:: RECORDS FOR THIS EXERCISE ::

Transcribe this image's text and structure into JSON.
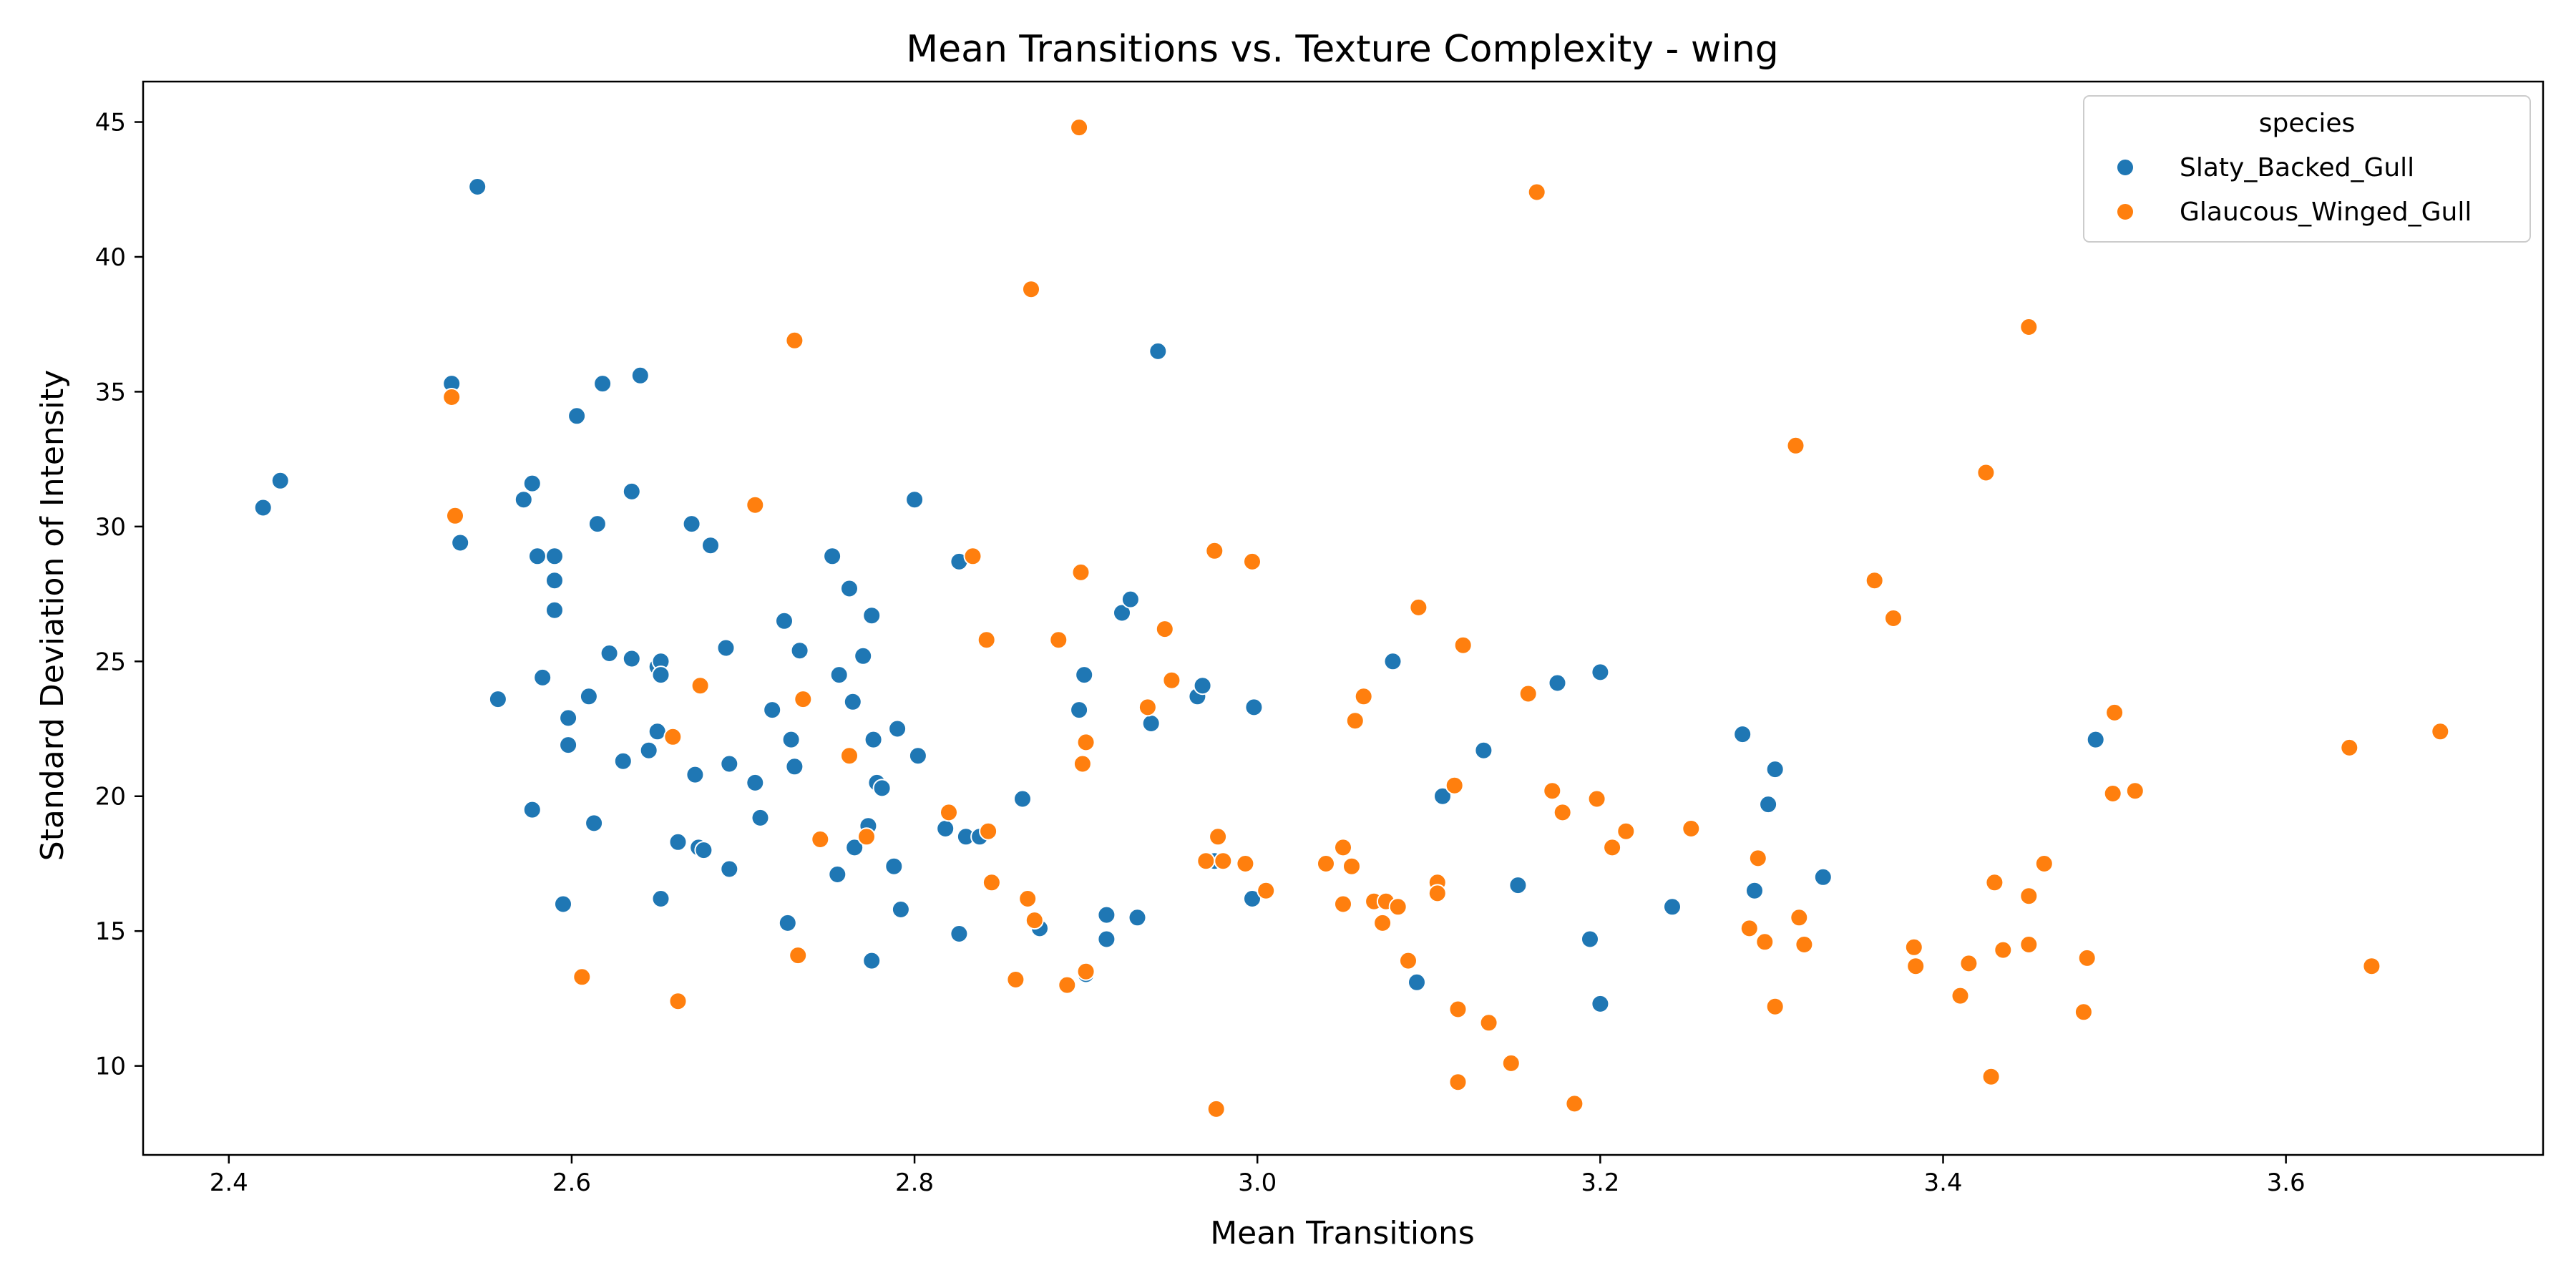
{
  "chart_data": {
    "type": "scatter",
    "title": "Mean Transitions vs. Texture Complexity - wing",
    "xlabel": "Mean Transitions",
    "ylabel": "Standard Deviation of Intensity",
    "xlim": [
      2.35,
      3.75
    ],
    "ylim": [
      6.7,
      46.5
    ],
    "xticks": [
      2.4,
      2.6,
      2.8,
      3.0,
      3.2,
      3.4,
      3.6
    ],
    "xtick_labels": [
      "2.4",
      "2.6",
      "2.8",
      "3.0",
      "3.2",
      "3.4",
      "3.6"
    ],
    "yticks": [
      10,
      15,
      20,
      25,
      30,
      35,
      40,
      45
    ],
    "ytick_labels": [
      "10",
      "15",
      "20",
      "25",
      "30",
      "35",
      "40",
      "45"
    ],
    "grid": false,
    "legend": {
      "title": "species",
      "placement": "top-right"
    },
    "series": [
      {
        "name": "Slaty_Backed_Gull",
        "color": "#1f77b4",
        "points": [
          [
            2.42,
            30.7
          ],
          [
            2.43,
            31.7
          ],
          [
            2.53,
            35.3
          ],
          [
            2.535,
            29.4
          ],
          [
            2.545,
            42.6
          ],
          [
            2.557,
            23.6
          ],
          [
            2.572,
            31.0
          ],
          [
            2.577,
            31.6
          ],
          [
            2.58,
            28.9
          ],
          [
            2.577,
            19.5
          ],
          [
            2.583,
            24.4
          ],
          [
            2.59,
            28.9
          ],
          [
            2.59,
            28.0
          ],
          [
            2.59,
            26.9
          ],
          [
            2.595,
            16.0
          ],
          [
            2.598,
            22.9
          ],
          [
            2.598,
            21.9
          ],
          [
            2.603,
            34.1
          ],
          [
            2.61,
            23.7
          ],
          [
            2.615,
            30.1
          ],
          [
            2.618,
            35.3
          ],
          [
            2.613,
            19.0
          ],
          [
            2.622,
            25.3
          ],
          [
            2.63,
            21.3
          ],
          [
            2.635,
            31.3
          ],
          [
            2.635,
            25.1
          ],
          [
            2.64,
            35.6
          ],
          [
            2.645,
            21.7
          ],
          [
            2.65,
            22.4
          ],
          [
            2.65,
            24.8
          ],
          [
            2.652,
            25.0
          ],
          [
            2.652,
            24.5
          ],
          [
            2.652,
            16.2
          ],
          [
            2.662,
            18.3
          ],
          [
            2.67,
            30.1
          ],
          [
            2.672,
            20.8
          ],
          [
            2.674,
            18.1
          ],
          [
            2.677,
            18.0
          ],
          [
            2.681,
            29.3
          ],
          [
            2.69,
            25.5
          ],
          [
            2.692,
            21.2
          ],
          [
            2.692,
            17.3
          ],
          [
            2.707,
            20.5
          ],
          [
            2.71,
            19.2
          ],
          [
            2.717,
            23.2
          ],
          [
            2.724,
            26.5
          ],
          [
            2.728,
            22.1
          ],
          [
            2.73,
            21.1
          ],
          [
            2.733,
            25.4
          ],
          [
            2.726,
            15.3
          ],
          [
            2.752,
            28.9
          ],
          [
            2.756,
            24.5
          ],
          [
            2.755,
            17.1
          ],
          [
            2.762,
            27.7
          ],
          [
            2.764,
            23.5
          ],
          [
            2.765,
            18.1
          ],
          [
            2.77,
            25.2
          ],
          [
            2.773,
            18.9
          ],
          [
            2.775,
            26.7
          ],
          [
            2.776,
            22.1
          ],
          [
            2.778,
            20.5
          ],
          [
            2.781,
            20.3
          ],
          [
            2.775,
            13.9
          ],
          [
            2.79,
            22.5
          ],
          [
            2.788,
            17.4
          ],
          [
            2.792,
            15.8
          ],
          [
            2.8,
            31.0
          ],
          [
            2.802,
            21.5
          ],
          [
            2.818,
            18.8
          ],
          [
            2.826,
            28.7
          ],
          [
            2.826,
            14.9
          ],
          [
            2.83,
            18.5
          ],
          [
            2.838,
            18.5
          ],
          [
            2.863,
            19.9
          ],
          [
            2.873,
            15.1
          ],
          [
            2.896,
            23.2
          ],
          [
            2.899,
            24.5
          ],
          [
            2.9,
            13.4
          ],
          [
            2.912,
            15.6
          ],
          [
            2.912,
            14.7
          ],
          [
            2.921,
            26.8
          ],
          [
            2.926,
            27.3
          ],
          [
            2.93,
            15.5
          ],
          [
            2.938,
            22.7
          ],
          [
            2.942,
            36.5
          ],
          [
            2.965,
            23.7
          ],
          [
            2.968,
            24.1
          ],
          [
            2.975,
            17.6
          ],
          [
            2.998,
            23.3
          ],
          [
            2.997,
            16.2
          ],
          [
            3.079,
            25.0
          ],
          [
            3.093,
            13.1
          ],
          [
            3.108,
            20.0
          ],
          [
            3.132,
            21.7
          ],
          [
            3.152,
            16.7
          ],
          [
            3.175,
            24.2
          ],
          [
            3.194,
            14.7
          ],
          [
            3.2,
            24.6
          ],
          [
            3.2,
            12.3
          ],
          [
            3.242,
            15.9
          ],
          [
            3.283,
            22.3
          ],
          [
            3.29,
            16.5
          ],
          [
            3.298,
            19.7
          ],
          [
            3.302,
            21.0
          ],
          [
            3.33,
            17.0
          ],
          [
            3.489,
            22.1
          ]
        ]
      },
      {
        "name": "Glaucous_Winged_Gull",
        "color": "#ff7f0e",
        "points": [
          [
            2.53,
            34.8
          ],
          [
            2.532,
            30.4
          ],
          [
            2.606,
            13.3
          ],
          [
            2.659,
            22.2
          ],
          [
            2.662,
            12.4
          ],
          [
            2.675,
            24.1
          ],
          [
            2.707,
            30.8
          ],
          [
            2.73,
            36.9
          ],
          [
            2.732,
            14.1
          ],
          [
            2.735,
            23.6
          ],
          [
            2.745,
            18.4
          ],
          [
            2.762,
            21.5
          ],
          [
            2.772,
            18.5
          ],
          [
            2.82,
            19.4
          ],
          [
            2.834,
            28.9
          ],
          [
            2.842,
            25.8
          ],
          [
            2.843,
            18.7
          ],
          [
            2.845,
            16.8
          ],
          [
            2.859,
            13.2
          ],
          [
            2.866,
            16.2
          ],
          [
            2.868,
            38.8
          ],
          [
            2.87,
            15.4
          ],
          [
            2.884,
            25.8
          ],
          [
            2.889,
            13.0
          ],
          [
            2.896,
            44.8
          ],
          [
            2.897,
            28.3
          ],
          [
            2.898,
            21.2
          ],
          [
            2.9,
            22.0
          ],
          [
            2.9,
            13.5
          ],
          [
            2.936,
            23.3
          ],
          [
            2.946,
            26.2
          ],
          [
            2.95,
            24.3
          ],
          [
            2.97,
            17.6
          ],
          [
            2.975,
            29.1
          ],
          [
            2.977,
            18.5
          ],
          [
            2.976,
            8.4
          ],
          [
            2.98,
            17.6
          ],
          [
            2.993,
            17.5
          ],
          [
            2.997,
            28.7
          ],
          [
            3.005,
            16.5
          ],
          [
            3.04,
            17.5
          ],
          [
            3.05,
            18.1
          ],
          [
            3.05,
            16.0
          ],
          [
            3.055,
            17.4
          ],
          [
            3.057,
            22.8
          ],
          [
            3.062,
            23.7
          ],
          [
            3.068,
            16.1
          ],
          [
            3.073,
            15.3
          ],
          [
            3.075,
            16.1
          ],
          [
            3.082,
            15.9
          ],
          [
            3.088,
            13.9
          ],
          [
            3.094,
            27.0
          ],
          [
            3.105,
            16.8
          ],
          [
            3.105,
            16.4
          ],
          [
            3.115,
            20.4
          ],
          [
            3.117,
            12.1
          ],
          [
            3.117,
            9.4
          ],
          [
            3.12,
            25.6
          ],
          [
            3.135,
            11.6
          ],
          [
            3.148,
            10.1
          ],
          [
            3.158,
            23.8
          ],
          [
            3.163,
            42.4
          ],
          [
            3.172,
            20.2
          ],
          [
            3.178,
            19.4
          ],
          [
            3.185,
            8.6
          ],
          [
            3.198,
            19.9
          ],
          [
            3.207,
            18.1
          ],
          [
            3.215,
            18.7
          ],
          [
            3.253,
            18.8
          ],
          [
            3.287,
            15.1
          ],
          [
            3.292,
            17.7
          ],
          [
            3.296,
            14.6
          ],
          [
            3.302,
            12.2
          ],
          [
            3.314,
            33.0
          ],
          [
            3.316,
            15.5
          ],
          [
            3.319,
            14.5
          ],
          [
            3.36,
            28.0
          ],
          [
            3.371,
            26.6
          ],
          [
            3.383,
            14.4
          ],
          [
            3.384,
            13.7
          ],
          [
            3.41,
            12.6
          ],
          [
            3.415,
            13.8
          ],
          [
            3.425,
            32.0
          ],
          [
            3.428,
            9.6
          ],
          [
            3.43,
            16.8
          ],
          [
            3.435,
            14.3
          ],
          [
            3.45,
            37.4
          ],
          [
            3.45,
            16.3
          ],
          [
            3.45,
            14.5
          ],
          [
            3.459,
            17.5
          ],
          [
            3.482,
            12.0
          ],
          [
            3.484,
            14.0
          ],
          [
            3.499,
            20.1
          ],
          [
            3.5,
            23.1
          ],
          [
            3.512,
            20.2
          ],
          [
            3.637,
            21.8
          ],
          [
            3.65,
            13.7
          ],
          [
            3.69,
            22.4
          ]
        ]
      }
    ]
  }
}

:::

DIRECTIONS FOR THIS TASK:
Which lines above contain "title"? Show each of them.

TASK ANSWER:
    "title": "Mean Transitions vs. Texture Complexity - wing",
      "title": "species",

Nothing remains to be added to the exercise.